== TASK ==
Quote the records below in full, exactly as given, with the images taken out.

== DATA ROWS ==
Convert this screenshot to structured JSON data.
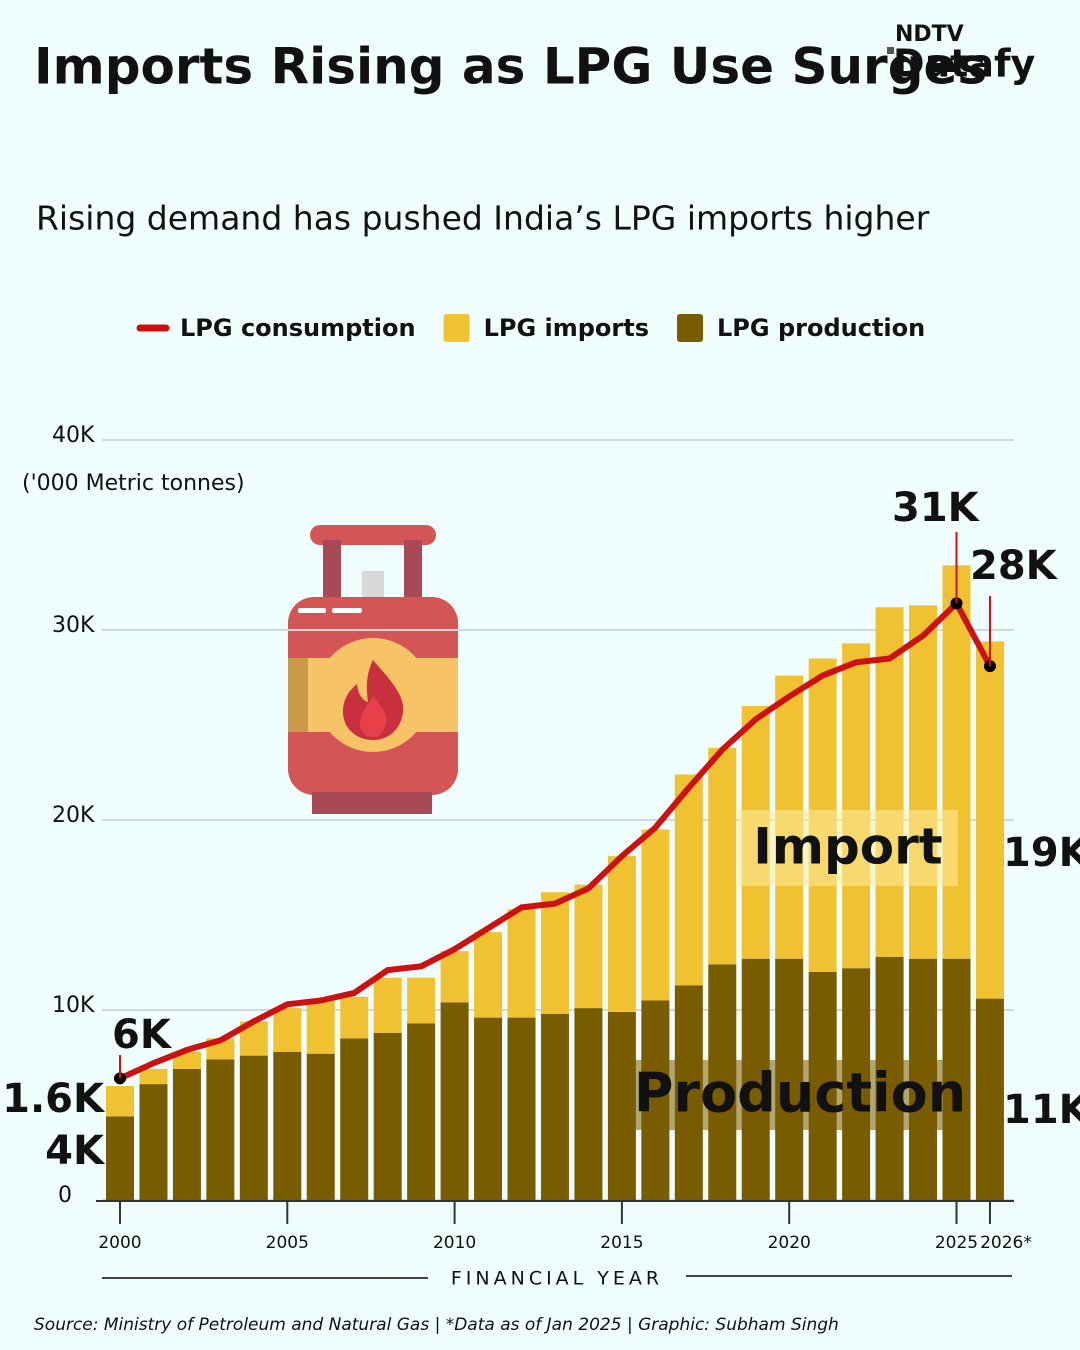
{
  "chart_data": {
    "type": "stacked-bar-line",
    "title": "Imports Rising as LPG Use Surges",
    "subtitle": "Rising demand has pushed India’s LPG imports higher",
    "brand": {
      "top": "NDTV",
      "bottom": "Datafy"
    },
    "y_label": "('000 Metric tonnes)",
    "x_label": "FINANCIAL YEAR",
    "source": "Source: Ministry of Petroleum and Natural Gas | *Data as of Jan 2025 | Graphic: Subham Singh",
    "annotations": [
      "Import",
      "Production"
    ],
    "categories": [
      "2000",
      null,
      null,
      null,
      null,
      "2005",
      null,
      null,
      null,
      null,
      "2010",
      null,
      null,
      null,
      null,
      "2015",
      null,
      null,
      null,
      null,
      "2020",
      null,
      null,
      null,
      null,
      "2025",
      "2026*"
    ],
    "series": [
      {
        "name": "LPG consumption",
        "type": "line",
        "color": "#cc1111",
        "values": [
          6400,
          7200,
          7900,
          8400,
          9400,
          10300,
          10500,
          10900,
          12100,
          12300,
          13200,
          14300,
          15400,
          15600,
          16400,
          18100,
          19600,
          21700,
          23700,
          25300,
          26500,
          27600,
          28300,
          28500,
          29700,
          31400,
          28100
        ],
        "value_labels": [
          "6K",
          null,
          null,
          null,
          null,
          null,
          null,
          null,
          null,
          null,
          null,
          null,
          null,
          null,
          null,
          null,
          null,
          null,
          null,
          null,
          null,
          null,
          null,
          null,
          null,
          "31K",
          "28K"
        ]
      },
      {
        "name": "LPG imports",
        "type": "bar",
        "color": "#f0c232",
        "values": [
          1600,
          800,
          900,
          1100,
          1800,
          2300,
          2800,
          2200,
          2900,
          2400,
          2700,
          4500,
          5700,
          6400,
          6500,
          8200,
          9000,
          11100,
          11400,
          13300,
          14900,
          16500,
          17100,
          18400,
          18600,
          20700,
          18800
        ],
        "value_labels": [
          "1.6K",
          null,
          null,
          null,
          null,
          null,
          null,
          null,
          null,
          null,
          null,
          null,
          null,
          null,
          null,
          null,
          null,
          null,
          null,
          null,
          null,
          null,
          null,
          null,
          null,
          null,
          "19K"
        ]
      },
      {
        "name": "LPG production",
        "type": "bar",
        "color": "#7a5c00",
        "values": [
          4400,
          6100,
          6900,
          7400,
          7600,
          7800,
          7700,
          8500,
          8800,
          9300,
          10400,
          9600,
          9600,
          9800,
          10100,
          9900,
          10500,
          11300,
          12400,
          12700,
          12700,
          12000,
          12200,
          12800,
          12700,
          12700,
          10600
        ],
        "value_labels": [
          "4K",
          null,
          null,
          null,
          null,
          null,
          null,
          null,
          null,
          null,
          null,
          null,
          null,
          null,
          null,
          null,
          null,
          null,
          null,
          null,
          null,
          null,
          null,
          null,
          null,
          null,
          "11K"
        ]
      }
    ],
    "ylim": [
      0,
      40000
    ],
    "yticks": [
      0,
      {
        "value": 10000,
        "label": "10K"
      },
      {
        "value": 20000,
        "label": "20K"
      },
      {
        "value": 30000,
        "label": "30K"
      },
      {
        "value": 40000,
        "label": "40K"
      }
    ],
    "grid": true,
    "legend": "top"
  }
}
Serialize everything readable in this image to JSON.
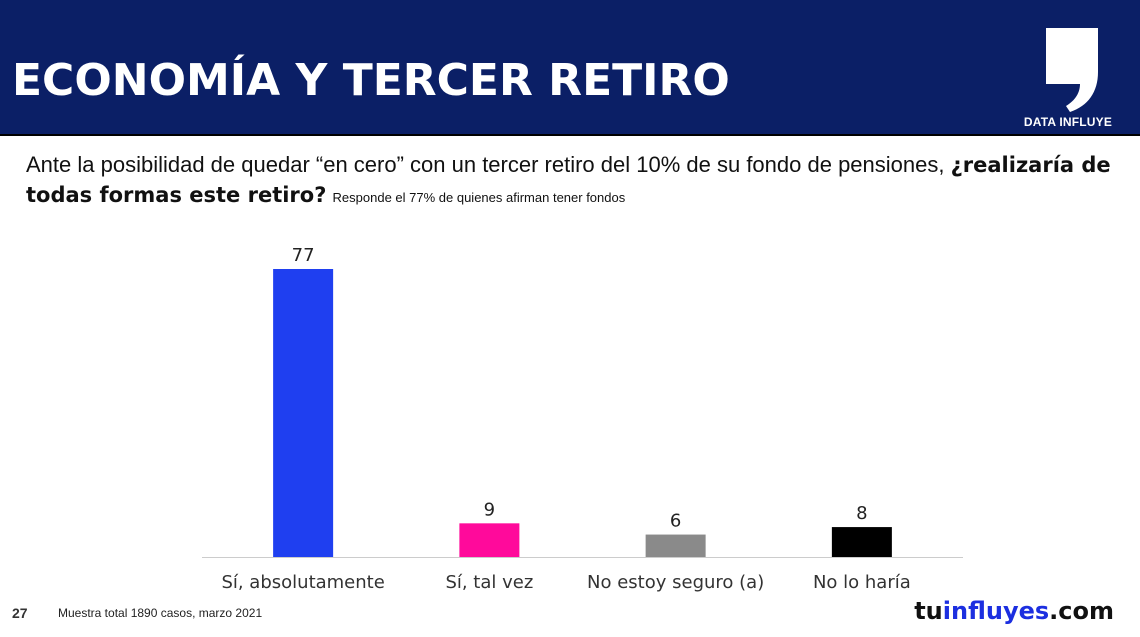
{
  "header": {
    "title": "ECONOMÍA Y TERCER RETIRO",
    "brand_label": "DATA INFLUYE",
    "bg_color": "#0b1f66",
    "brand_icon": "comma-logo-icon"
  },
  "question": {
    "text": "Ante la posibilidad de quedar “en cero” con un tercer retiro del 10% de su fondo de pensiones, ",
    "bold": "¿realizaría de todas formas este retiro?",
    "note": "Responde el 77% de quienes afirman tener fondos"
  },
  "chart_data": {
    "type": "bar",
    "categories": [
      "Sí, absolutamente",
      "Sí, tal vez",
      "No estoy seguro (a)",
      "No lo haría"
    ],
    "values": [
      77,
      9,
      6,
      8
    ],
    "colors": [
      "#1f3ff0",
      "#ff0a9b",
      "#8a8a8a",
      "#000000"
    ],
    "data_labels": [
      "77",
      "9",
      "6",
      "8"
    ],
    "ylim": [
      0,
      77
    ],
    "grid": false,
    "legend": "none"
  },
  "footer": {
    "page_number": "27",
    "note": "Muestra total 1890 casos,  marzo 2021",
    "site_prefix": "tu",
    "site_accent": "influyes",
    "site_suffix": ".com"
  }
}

== IN RESPONSE ==
Convert this screenshot to structured JSON data.
{
  "chart_data": {
    "type": "stacked-bar-line",
    "title": "Imports Rising as LPG Use Surges",
    "subtitle": "Rising demand has pushed India’s LPG imports higher",
    "brand": {
      "top": "NDTV",
      "bottom": "Datafy"
    },
    "y_label": "('000 Metric tonnes)",
    "x_label": "FINANCIAL YEAR",
    "source": "Source: Ministry of Petroleum and Natural Gas | *Data as of Jan 2025 | Graphic: Subham Singh",
    "annotations": [
      "Import",
      "Production"
    ],
    "categories": [
      "2000",
      null,
      null,
      null,
      null,
      "2005",
      null,
      null,
      null,
      null,
      "2010",
      null,
      null,
      null,
      null,
      "2015",
      null,
      null,
      null,
      null,
      "2020",
      null,
      null,
      null,
      null,
      "2025",
      "2026*"
    ],
    "series": [
      {
        "name": "LPG consumption",
        "type": "line",
        "color": "#cc1111",
        "values": [
          6400,
          7200,
          7900,
          8400,
          9400,
          10300,
          10500,
          10900,
          12100,
          12300,
          13200,
          14300,
          15400,
          15600,
          16400,
          18100,
          19600,
          21700,
          23700,
          25300,
          26500,
          27600,
          28300,
          28500,
          29700,
          31400,
          28100
        ],
        "value_labels": [
          "6K",
          null,
          null,
          null,
          null,
          null,
          null,
          null,
          null,
          null,
          null,
          null,
          null,
          null,
          null,
          null,
          null,
          null,
          null,
          null,
          null,
          null,
          null,
          null,
          null,
          "31K",
          "28K"
        ]
      },
      {
        "name": "LPG imports",
        "type": "bar",
        "color": "#f0c232",
        "values": [
          1600,
          800,
          900,
          1100,
          1800,
          2300,
          2800,
          2200,
          2900,
          2400,
          2700,
          4500,
          5700,
          6400,
          6500,
          8200,
          9000,
          11100,
          11400,
          13300,
          14900,
          16500,
          17100,
          18400,
          18600,
          20700,
          18800
        ],
        "value_labels": [
          "1.6K",
          null,
          null,
          null,
          null,
          null,
          null,
          null,
          null,
          null,
          null,
          null,
          null,
          null,
          null,
          null,
          null,
          null,
          null,
          null,
          null,
          null,
          null,
          null,
          null,
          null,
          "19K"
        ]
      },
      {
        "name": "LPG production",
        "type": "bar",
        "color": "#7a5c00",
        "values": [
          4400,
          6100,
          6900,
          7400,
          7600,
          7800,
          7700,
          8500,
          8800,
          9300,
          10400,
          9600,
          9600,
          9800,
          10100,
          9900,
          10500,
          11300,
          12400,
          12700,
          12700,
          12000,
          12200,
          12800,
          12700,
          12700,
          10600
        ],
        "value_labels": [
          "4K",
          null,
          null,
          null,
          null,
          null,
          null,
          null,
          null,
          null,
          null,
          null,
          null,
          null,
          null,
          null,
          null,
          null,
          null,
          null,
          null,
          null,
          null,
          null,
          null,
          null,
          "11K"
        ]
      }
    ],
    "ylim": [
      0,
      40000
    ],
    "yticks": [
      0,
      {
        "value": 10000,
        "label": "10K"
      },
      {
        "value": 20000,
        "label": "20K"
      },
      {
        "value": 30000,
        "label": "30K"
      },
      {
        "value": 40000,
        "label": "40K"
      }
    ],
    "grid": true,
    "legend": "top"
  }
}
Serialize everything readable in this image to JSON.
{
  "header": {
    "title": "ECONOMÍA Y TERCER RETIRO",
    "brand_label": "DATA INFLUYE",
    "bg_color": "#0b1f66",
    "brand_icon": "comma-logo-icon"
  },
  "question": {
    "text": "Ante la posibilidad de quedar “en cero” con un tercer retiro del 10% de su fondo de pensiones, ",
    "bold": "¿realizaría de todas formas este retiro?",
    "note": "Responde el 77% de quienes afirman tener fondos"
  },
  "chart_data": {
    "type": "bar",
    "categories": [
      "Sí, absolutamente",
      "Sí, tal vez",
      "No estoy seguro (a)",
      "No lo haría"
    ],
    "values": [
      77,
      9,
      6,
      8
    ],
    "colors": [
      "#1f3ff0",
      "#ff0a9b",
      "#8a8a8a",
      "#000000"
    ],
    "data_labels": [
      "77",
      "9",
      "6",
      "8"
    ],
    "ylim": [
      0,
      77
    ],
    "grid": false,
    "legend": "none"
  },
  "footer": {
    "page_number": "27",
    "note": "Muestra total 1890 casos,  marzo 2021",
    "site_prefix": "tu",
    "site_accent": "influyes",
    "site_suffix": ".com"
  }
}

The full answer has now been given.